**Records provided**
________________
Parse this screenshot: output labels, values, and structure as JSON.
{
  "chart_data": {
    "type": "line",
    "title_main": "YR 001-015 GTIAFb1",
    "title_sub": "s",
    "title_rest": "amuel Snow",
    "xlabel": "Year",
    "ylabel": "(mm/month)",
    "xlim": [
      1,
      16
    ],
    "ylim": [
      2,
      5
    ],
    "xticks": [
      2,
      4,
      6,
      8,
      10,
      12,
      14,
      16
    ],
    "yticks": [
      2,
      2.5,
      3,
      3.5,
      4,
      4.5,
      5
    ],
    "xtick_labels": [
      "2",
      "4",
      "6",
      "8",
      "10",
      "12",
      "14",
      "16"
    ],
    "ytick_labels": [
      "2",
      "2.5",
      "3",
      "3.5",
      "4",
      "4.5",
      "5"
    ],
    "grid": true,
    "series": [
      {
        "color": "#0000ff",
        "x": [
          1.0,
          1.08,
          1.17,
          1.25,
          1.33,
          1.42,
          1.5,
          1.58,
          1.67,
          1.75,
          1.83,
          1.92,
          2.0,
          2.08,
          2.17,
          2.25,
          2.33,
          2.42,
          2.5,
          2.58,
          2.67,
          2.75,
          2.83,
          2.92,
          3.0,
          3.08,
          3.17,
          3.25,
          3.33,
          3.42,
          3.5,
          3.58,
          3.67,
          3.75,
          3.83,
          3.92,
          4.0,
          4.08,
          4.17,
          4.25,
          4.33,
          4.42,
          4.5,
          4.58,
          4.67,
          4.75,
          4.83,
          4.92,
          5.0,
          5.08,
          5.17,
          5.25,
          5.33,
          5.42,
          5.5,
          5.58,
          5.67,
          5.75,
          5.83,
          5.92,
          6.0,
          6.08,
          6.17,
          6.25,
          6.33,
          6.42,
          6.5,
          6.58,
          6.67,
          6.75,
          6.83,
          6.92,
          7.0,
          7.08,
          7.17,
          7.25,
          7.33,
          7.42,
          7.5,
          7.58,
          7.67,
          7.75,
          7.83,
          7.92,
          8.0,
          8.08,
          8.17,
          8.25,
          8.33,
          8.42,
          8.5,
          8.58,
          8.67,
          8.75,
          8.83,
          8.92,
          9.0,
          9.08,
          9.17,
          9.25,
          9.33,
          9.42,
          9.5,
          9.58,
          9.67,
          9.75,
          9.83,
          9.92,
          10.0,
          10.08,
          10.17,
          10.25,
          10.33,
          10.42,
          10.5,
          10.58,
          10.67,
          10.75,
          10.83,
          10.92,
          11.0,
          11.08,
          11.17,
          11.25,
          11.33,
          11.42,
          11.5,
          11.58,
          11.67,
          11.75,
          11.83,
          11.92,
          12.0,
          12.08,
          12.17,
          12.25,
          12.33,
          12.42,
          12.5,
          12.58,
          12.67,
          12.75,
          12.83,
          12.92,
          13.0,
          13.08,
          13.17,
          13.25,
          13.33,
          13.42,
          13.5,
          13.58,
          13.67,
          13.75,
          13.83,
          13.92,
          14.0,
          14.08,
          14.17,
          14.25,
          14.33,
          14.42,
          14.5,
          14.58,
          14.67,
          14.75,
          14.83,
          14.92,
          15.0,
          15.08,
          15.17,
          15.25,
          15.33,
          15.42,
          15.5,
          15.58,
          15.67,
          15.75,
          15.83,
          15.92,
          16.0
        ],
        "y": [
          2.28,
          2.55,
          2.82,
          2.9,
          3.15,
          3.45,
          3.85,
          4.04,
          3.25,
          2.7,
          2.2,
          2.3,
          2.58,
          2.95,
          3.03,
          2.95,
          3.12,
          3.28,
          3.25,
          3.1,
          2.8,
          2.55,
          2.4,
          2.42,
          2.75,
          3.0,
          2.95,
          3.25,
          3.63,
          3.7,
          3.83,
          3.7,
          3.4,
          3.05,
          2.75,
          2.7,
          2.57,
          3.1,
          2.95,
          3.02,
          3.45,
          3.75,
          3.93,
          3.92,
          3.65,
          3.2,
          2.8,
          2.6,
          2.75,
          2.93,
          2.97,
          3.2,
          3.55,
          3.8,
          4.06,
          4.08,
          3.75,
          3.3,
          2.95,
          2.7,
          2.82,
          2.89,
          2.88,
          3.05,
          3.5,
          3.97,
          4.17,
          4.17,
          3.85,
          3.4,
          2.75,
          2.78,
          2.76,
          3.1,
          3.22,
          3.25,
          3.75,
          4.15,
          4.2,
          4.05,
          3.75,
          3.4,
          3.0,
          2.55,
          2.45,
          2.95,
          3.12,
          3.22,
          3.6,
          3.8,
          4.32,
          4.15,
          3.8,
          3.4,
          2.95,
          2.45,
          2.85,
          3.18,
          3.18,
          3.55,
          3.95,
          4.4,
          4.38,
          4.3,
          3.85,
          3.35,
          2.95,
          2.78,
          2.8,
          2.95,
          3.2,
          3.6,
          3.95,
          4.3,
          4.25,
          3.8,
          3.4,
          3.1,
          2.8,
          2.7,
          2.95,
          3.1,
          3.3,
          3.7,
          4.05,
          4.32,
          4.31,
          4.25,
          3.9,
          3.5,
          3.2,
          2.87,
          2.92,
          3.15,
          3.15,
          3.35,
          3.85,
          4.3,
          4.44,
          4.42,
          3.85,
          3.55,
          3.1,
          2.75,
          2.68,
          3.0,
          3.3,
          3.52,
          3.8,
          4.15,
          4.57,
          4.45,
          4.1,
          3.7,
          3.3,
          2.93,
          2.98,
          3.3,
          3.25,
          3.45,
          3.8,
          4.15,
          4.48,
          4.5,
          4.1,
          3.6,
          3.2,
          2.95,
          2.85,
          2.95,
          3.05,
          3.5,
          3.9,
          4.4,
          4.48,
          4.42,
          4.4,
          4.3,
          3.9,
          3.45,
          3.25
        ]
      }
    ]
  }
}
________________
**What is being asked**
Every line above should be printed again exactly as it stands.

**Expected output**
Parse this screenshot: output labels, values, and structure as JSON.
{
  "chart_data": {
    "type": "line",
    "title_main": "YR 001-015 GTIAFb1",
    "title_sub": "s",
    "title_rest": "amuel Snow",
    "xlabel": "Year",
    "ylabel": "(mm/month)",
    "xlim": [
      1,
      16
    ],
    "ylim": [
      2,
      5
    ],
    "xticks": [
      2,
      4,
      6,
      8,
      10,
      12,
      14,
      16
    ],
    "yticks": [
      2,
      2.5,
      3,
      3.5,
      4,
      4.5,
      5
    ],
    "xtick_labels": [
      "2",
      "4",
      "6",
      "8",
      "10",
      "12",
      "14",
      "16"
    ],
    "ytick_labels": [
      "2",
      "2.5",
      "3",
      "3.5",
      "4",
      "4.5",
      "5"
    ],
    "grid": true,
    "series": [
      {
        "color": "#0000ff",
        "x": [
          1.0,
          1.08,
          1.17,
          1.25,
          1.33,
          1.42,
          1.5,
          1.58,
          1.67,
          1.75,
          1.83,
          1.92,
          2.0,
          2.08,
          2.17,
          2.25,
          2.33,
          2.42,
          2.5,
          2.58,
          2.67,
          2.75,
          2.83,
          2.92,
          3.0,
          3.08,
          3.17,
          3.25,
          3.33,
          3.42,
          3.5,
          3.58,
          3.67,
          3.75,
          3.83,
          3.92,
          4.0,
          4.08,
          4.17,
          4.25,
          4.33,
          4.42,
          4.5,
          4.58,
          4.67,
          4.75,
          4.83,
          4.92,
          5.0,
          5.08,
          5.17,
          5.25,
          5.33,
          5.42,
          5.5,
          5.58,
          5.67,
          5.75,
          5.83,
          5.92,
          6.0,
          6.08,
          6.17,
          6.25,
          6.33,
          6.42,
          6.5,
          6.58,
          6.67,
          6.75,
          6.83,
          6.92,
          7.0,
          7.08,
          7.17,
          7.25,
          7.33,
          7.42,
          7.5,
          7.58,
          7.67,
          7.75,
          7.83,
          7.92,
          8.0,
          8.08,
          8.17,
          8.25,
          8.33,
          8.42,
          8.5,
          8.58,
          8.67,
          8.75,
          8.83,
          8.92,
          9.0,
          9.08,
          9.17,
          9.25,
          9.33,
          9.42,
          9.5,
          9.58,
          9.67,
          9.75,
          9.83,
          9.92,
          10.0,
          10.08,
          10.17,
          10.25,
          10.33,
          10.42,
          10.5,
          10.58,
          10.67,
          10.75,
          10.83,
          10.92,
          11.0,
          11.08,
          11.17,
          11.25,
          11.33,
          11.42,
          11.5,
          11.58,
          11.67,
          11.75,
          11.83,
          11.92,
          12.0,
          12.08,
          12.17,
          12.25,
          12.33,
          12.42,
          12.5,
          12.58,
          12.67,
          12.75,
          12.83,
          12.92,
          13.0,
          13.08,
          13.17,
          13.25,
          13.33,
          13.42,
          13.5,
          13.58,
          13.67,
          13.75,
          13.83,
          13.92,
          14.0,
          14.08,
          14.17,
          14.25,
          14.33,
          14.42,
          14.5,
          14.58,
          14.67,
          14.75,
          14.83,
          14.92,
          15.0,
          15.08,
          15.17,
          15.25,
          15.33,
          15.42,
          15.5,
          15.58,
          15.67,
          15.75,
          15.83,
          15.92,
          16.0
        ],
        "y": [
          2.28,
          2.55,
          2.82,
          2.9,
          3.15,
          3.45,
          3.85,
          4.04,
          3.25,
          2.7,
          2.2,
          2.3,
          2.58,
          2.95,
          3.03,
          2.95,
          3.12,
          3.28,
          3.25,
          3.1,
          2.8,
          2.55,
          2.4,
          2.42,
          2.75,
          3.0,
          2.95,
          3.25,
          3.63,
          3.7,
          3.83,
          3.7,
          3.4,
          3.05,
          2.75,
          2.7,
          2.57,
          3.1,
          2.95,
          3.02,
          3.45,
          3.75,
          3.93,
          3.92,
          3.65,
          3.2,
          2.8,
          2.6,
          2.75,
          2.93,
          2.97,
          3.2,
          3.55,
          3.8,
          4.06,
          4.08,
          3.75,
          3.3,
          2.95,
          2.7,
          2.82,
          2.89,
          2.88,
          3.05,
          3.5,
          3.97,
          4.17,
          4.17,
          3.85,
          3.4,
          2.75,
          2.78,
          2.76,
          3.1,
          3.22,
          3.25,
          3.75,
          4.15,
          4.2,
          4.05,
          3.75,
          3.4,
          3.0,
          2.55,
          2.45,
          2.95,
          3.12,
          3.22,
          3.6,
          3.8,
          4.32,
          4.15,
          3.8,
          3.4,
          2.95,
          2.45,
          2.85,
          3.18,
          3.18,
          3.55,
          3.95,
          4.4,
          4.38,
          4.3,
          3.85,
          3.35,
          2.95,
          2.78,
          2.8,
          2.95,
          3.2,
          3.6,
          3.95,
          4.3,
          4.25,
          3.8,
          3.4,
          3.1,
          2.8,
          2.7,
          2.95,
          3.1,
          3.3,
          3.7,
          4.05,
          4.32,
          4.31,
          4.25,
          3.9,
          3.5,
          3.2,
          2.87,
          2.92,
          3.15,
          3.15,
          3.35,
          3.85,
          4.3,
          4.44,
          4.42,
          3.85,
          3.55,
          3.1,
          2.75,
          2.68,
          3.0,
          3.3,
          3.52,
          3.8,
          4.15,
          4.57,
          4.45,
          4.1,
          3.7,
          3.3,
          2.93,
          2.98,
          3.3,
          3.25,
          3.45,
          3.8,
          4.15,
          4.48,
          4.5,
          4.1,
          3.6,
          3.2,
          2.95,
          2.85,
          2.95,
          3.05,
          3.5,
          3.9,
          4.4,
          4.48,
          4.42,
          4.4,
          4.3,
          3.9,
          3.45,
          3.25
        ]
      }
    ]
  }
}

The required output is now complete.